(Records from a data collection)

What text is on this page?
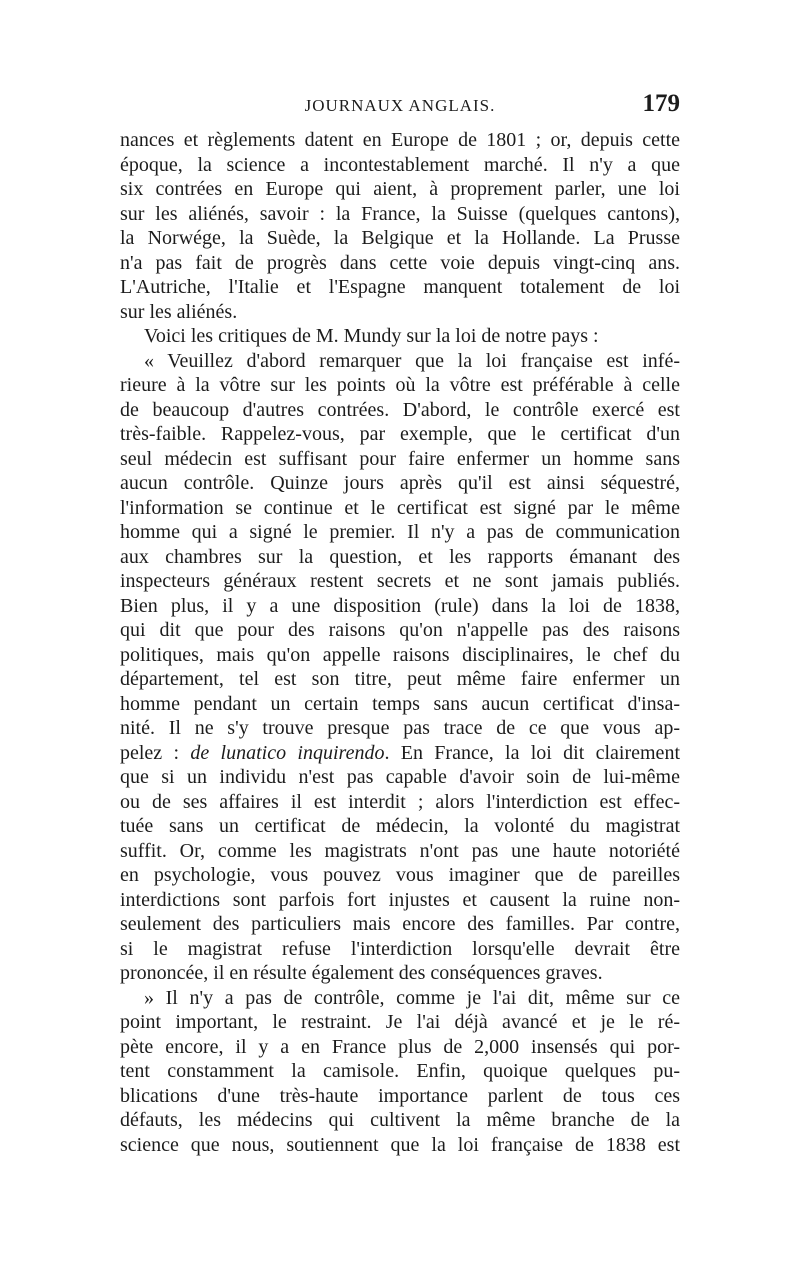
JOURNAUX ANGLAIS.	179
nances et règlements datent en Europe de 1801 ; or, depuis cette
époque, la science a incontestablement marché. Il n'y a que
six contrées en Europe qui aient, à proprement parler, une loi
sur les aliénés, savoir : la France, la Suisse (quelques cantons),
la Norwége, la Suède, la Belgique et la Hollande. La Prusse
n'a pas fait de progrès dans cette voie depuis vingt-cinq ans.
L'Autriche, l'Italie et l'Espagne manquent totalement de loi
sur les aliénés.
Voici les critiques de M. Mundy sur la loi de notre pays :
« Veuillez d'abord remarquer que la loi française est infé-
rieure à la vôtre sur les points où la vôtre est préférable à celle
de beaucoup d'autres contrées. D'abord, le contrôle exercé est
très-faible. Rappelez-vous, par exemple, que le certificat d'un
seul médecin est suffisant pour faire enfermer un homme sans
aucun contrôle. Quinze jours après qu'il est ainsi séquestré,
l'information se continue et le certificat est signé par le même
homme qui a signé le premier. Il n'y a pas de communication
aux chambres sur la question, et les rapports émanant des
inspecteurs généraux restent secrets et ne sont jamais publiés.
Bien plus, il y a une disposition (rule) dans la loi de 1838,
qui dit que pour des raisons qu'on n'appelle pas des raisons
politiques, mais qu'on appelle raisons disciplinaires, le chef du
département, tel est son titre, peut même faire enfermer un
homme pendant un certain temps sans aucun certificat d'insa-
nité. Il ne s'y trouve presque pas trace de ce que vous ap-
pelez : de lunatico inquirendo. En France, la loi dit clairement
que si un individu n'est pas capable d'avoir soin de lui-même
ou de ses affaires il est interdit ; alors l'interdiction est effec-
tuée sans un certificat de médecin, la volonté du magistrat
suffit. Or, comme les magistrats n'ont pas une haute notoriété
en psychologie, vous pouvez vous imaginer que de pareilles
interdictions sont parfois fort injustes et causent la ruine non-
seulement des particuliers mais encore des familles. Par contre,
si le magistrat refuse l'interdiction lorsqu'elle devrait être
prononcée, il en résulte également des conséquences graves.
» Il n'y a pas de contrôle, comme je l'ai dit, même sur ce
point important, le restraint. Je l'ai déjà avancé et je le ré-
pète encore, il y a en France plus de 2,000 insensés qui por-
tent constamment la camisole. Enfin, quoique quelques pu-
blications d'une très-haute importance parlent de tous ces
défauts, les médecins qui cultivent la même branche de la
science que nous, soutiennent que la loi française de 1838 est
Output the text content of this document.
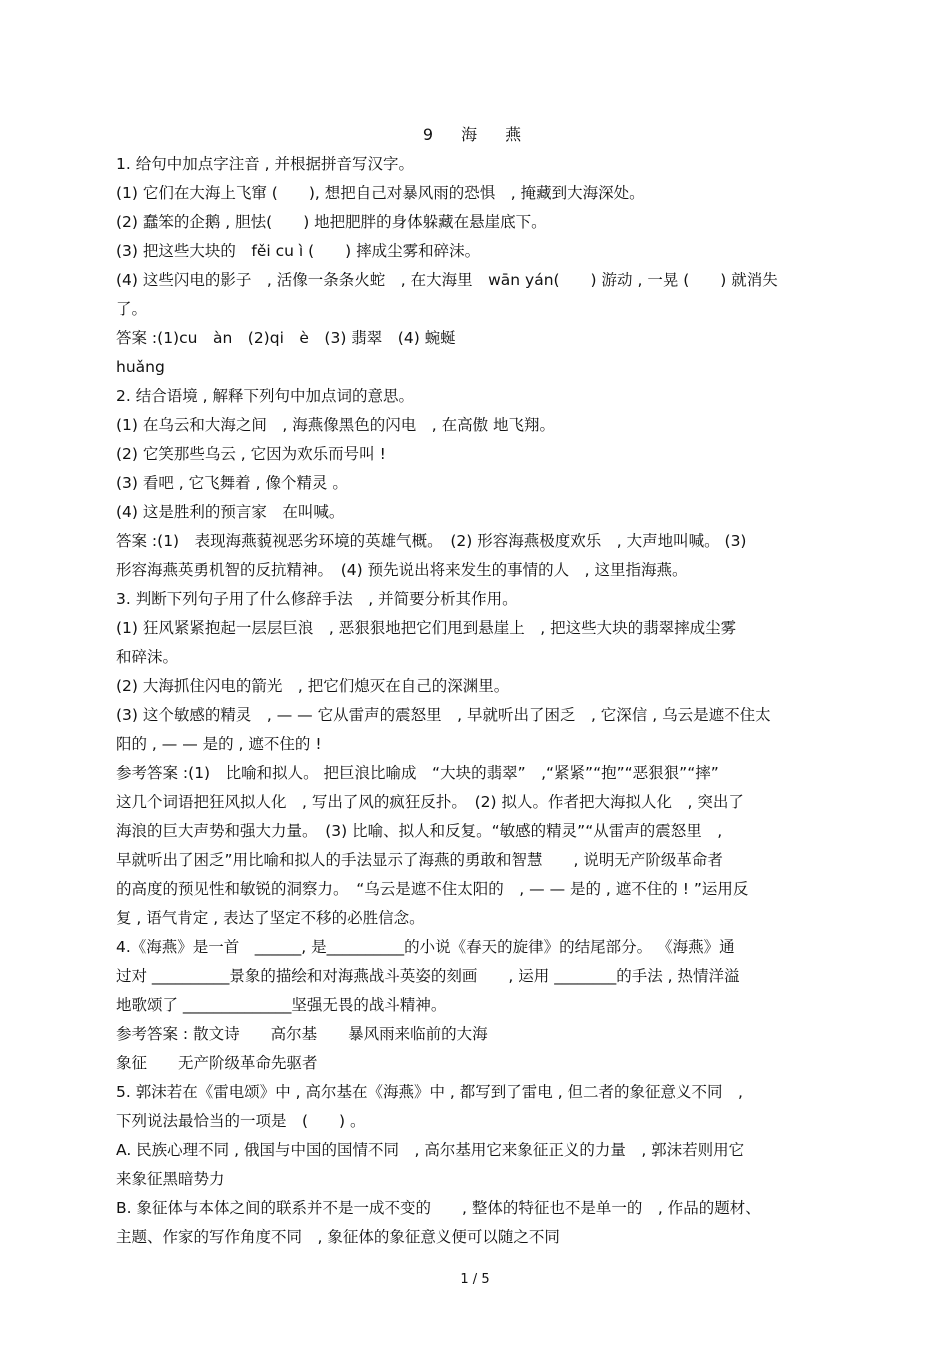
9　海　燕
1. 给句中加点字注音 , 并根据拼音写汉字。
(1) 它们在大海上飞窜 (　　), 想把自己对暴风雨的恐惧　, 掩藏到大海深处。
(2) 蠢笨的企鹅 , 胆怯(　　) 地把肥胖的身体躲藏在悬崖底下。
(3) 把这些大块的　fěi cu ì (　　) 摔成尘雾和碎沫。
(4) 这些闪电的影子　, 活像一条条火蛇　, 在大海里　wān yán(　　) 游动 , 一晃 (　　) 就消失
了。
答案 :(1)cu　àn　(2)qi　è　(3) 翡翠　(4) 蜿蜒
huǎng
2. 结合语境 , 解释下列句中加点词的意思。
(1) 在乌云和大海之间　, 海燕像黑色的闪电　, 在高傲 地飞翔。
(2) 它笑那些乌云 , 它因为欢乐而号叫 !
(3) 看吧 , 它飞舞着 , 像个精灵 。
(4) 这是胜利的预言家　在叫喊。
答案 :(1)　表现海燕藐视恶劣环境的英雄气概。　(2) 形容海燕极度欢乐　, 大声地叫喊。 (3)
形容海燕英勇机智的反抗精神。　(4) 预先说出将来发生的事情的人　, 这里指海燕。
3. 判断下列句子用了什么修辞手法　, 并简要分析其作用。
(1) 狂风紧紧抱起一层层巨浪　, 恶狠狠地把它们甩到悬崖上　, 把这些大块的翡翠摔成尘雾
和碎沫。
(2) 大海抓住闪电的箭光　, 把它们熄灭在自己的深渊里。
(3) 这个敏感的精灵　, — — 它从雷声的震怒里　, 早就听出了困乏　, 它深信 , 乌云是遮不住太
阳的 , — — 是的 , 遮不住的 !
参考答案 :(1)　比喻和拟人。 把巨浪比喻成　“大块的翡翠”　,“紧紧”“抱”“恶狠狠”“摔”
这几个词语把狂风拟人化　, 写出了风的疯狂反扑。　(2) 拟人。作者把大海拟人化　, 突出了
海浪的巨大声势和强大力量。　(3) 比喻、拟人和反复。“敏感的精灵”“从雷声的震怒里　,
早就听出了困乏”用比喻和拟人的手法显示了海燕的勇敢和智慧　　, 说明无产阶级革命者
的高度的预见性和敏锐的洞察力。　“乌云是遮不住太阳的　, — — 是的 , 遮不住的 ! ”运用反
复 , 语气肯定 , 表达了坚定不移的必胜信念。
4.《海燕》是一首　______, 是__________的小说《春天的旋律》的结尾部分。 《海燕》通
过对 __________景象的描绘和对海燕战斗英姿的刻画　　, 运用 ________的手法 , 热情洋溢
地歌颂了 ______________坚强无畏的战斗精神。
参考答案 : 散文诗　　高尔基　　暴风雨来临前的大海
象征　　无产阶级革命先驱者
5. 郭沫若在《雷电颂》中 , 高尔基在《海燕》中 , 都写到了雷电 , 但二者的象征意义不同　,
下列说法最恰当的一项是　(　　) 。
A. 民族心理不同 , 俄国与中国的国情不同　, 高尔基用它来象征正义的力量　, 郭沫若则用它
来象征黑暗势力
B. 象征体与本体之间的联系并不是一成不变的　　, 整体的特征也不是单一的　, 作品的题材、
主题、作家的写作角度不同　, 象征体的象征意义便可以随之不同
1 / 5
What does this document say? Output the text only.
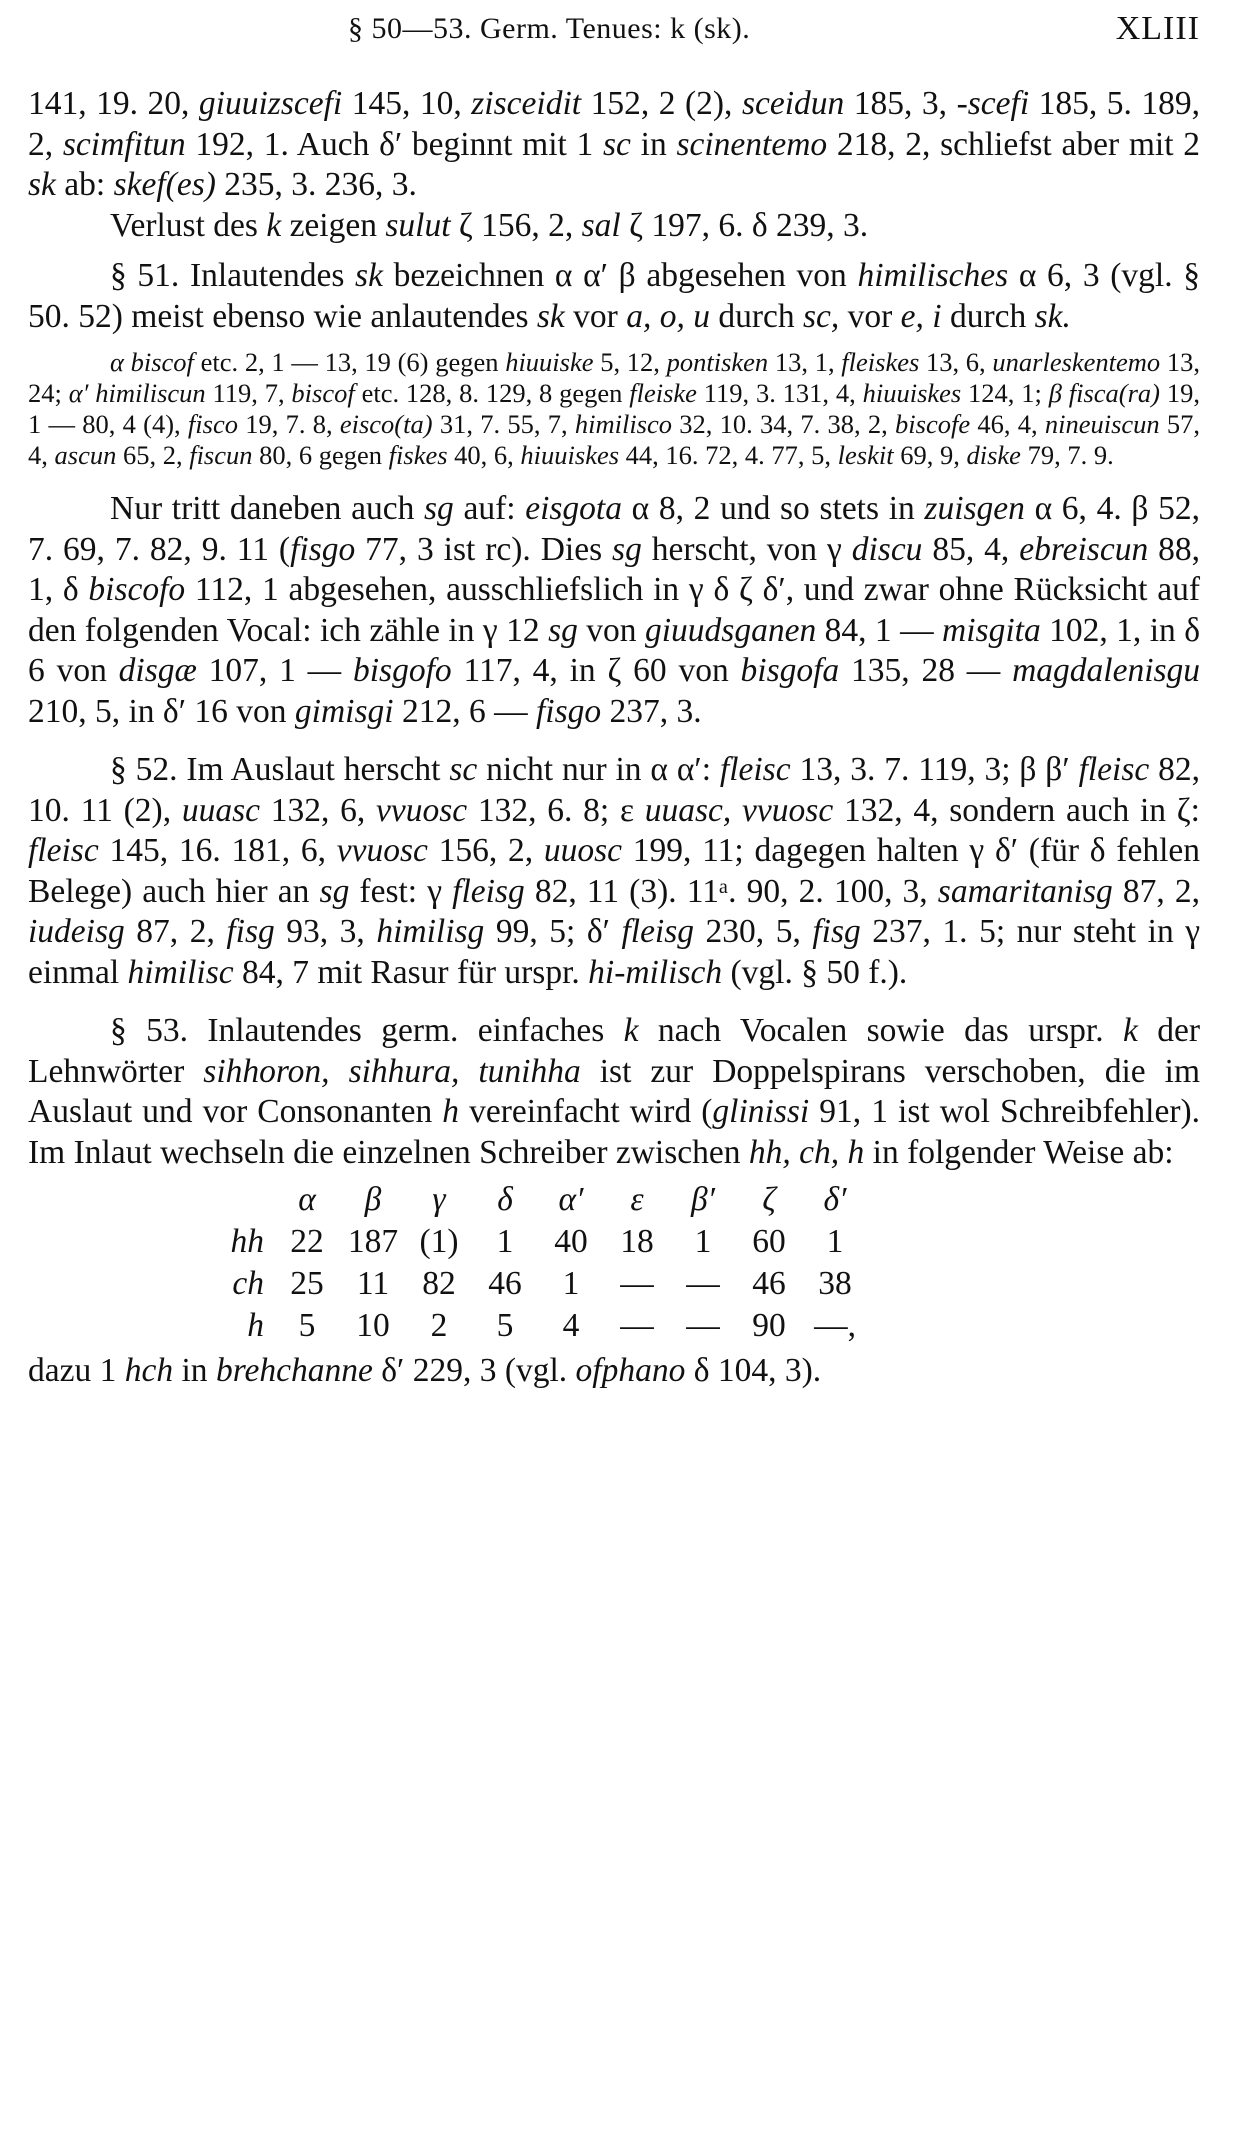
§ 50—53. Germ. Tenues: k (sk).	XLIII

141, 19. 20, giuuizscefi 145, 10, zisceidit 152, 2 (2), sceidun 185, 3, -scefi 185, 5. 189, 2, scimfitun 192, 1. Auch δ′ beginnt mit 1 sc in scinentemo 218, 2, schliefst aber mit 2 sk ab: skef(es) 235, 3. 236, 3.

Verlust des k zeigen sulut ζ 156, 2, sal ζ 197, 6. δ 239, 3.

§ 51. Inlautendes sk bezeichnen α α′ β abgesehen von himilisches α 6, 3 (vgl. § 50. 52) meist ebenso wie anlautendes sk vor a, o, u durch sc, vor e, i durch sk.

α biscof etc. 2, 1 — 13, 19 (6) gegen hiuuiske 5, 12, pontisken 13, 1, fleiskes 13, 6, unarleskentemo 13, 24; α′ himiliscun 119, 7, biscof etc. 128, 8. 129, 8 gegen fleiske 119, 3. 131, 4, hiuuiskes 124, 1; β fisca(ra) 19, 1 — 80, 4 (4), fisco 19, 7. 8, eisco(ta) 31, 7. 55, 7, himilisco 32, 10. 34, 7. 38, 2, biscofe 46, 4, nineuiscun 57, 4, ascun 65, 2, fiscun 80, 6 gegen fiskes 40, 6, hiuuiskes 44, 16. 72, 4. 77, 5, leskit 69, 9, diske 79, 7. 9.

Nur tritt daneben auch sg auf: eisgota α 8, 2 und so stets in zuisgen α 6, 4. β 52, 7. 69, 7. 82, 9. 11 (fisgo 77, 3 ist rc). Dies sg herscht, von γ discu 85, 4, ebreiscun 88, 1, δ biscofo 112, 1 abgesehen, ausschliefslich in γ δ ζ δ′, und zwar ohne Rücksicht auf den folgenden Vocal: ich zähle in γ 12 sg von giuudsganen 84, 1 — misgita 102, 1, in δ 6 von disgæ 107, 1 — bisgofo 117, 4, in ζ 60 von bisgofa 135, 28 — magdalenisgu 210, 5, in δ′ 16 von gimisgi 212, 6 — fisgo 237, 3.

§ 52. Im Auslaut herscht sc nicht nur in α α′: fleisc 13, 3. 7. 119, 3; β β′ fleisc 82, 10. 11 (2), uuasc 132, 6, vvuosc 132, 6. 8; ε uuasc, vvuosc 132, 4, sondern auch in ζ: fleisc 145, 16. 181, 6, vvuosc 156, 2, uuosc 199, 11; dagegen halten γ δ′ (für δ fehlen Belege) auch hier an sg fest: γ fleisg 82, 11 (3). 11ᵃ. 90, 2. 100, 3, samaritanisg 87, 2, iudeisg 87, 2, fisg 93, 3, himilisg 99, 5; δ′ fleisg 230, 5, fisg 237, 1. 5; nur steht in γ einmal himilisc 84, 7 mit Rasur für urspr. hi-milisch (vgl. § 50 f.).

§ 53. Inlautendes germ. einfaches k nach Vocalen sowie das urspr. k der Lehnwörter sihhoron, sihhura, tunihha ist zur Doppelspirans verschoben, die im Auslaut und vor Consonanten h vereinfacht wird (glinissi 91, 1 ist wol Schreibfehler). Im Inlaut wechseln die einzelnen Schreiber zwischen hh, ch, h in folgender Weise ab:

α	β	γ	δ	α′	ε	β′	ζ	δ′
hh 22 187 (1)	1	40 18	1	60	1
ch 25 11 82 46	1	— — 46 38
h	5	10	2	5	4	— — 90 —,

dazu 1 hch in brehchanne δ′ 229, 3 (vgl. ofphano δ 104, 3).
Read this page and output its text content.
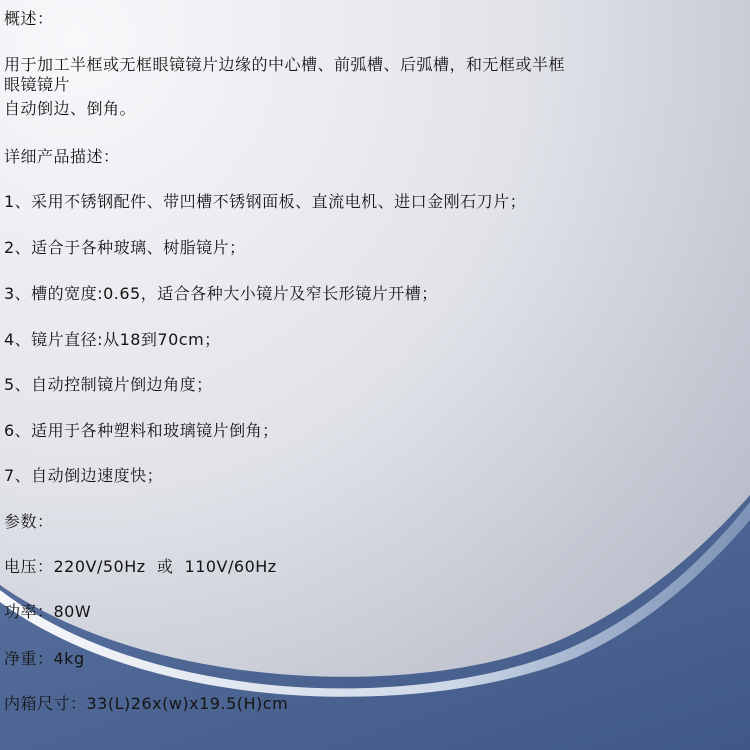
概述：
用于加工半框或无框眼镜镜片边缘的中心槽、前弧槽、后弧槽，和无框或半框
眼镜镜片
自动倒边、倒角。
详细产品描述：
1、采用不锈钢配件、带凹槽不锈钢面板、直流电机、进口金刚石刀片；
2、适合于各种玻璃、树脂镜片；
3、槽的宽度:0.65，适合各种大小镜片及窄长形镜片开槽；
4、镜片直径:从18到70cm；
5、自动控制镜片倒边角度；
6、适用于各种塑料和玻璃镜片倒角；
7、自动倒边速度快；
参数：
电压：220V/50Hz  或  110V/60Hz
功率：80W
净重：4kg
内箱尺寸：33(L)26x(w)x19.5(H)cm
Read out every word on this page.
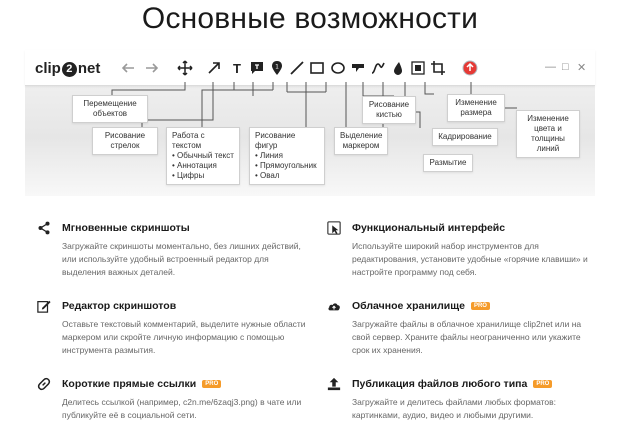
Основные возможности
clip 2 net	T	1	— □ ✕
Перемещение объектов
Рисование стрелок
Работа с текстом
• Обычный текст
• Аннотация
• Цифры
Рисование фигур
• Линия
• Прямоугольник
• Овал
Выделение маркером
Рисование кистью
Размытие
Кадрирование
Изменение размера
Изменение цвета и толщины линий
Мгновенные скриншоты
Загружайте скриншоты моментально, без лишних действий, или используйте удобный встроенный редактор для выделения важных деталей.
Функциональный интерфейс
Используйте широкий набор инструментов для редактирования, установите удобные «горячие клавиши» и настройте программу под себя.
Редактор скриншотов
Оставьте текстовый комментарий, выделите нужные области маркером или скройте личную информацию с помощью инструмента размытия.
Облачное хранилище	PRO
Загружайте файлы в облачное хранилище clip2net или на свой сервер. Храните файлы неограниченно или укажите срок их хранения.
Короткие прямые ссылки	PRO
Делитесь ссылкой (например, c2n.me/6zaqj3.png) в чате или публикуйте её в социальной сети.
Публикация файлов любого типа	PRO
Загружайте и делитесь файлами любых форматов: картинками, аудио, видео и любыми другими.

* _Task to carry out_
Give only the number of lines in the records that contain the string "plus".

* _Solution to this task_
2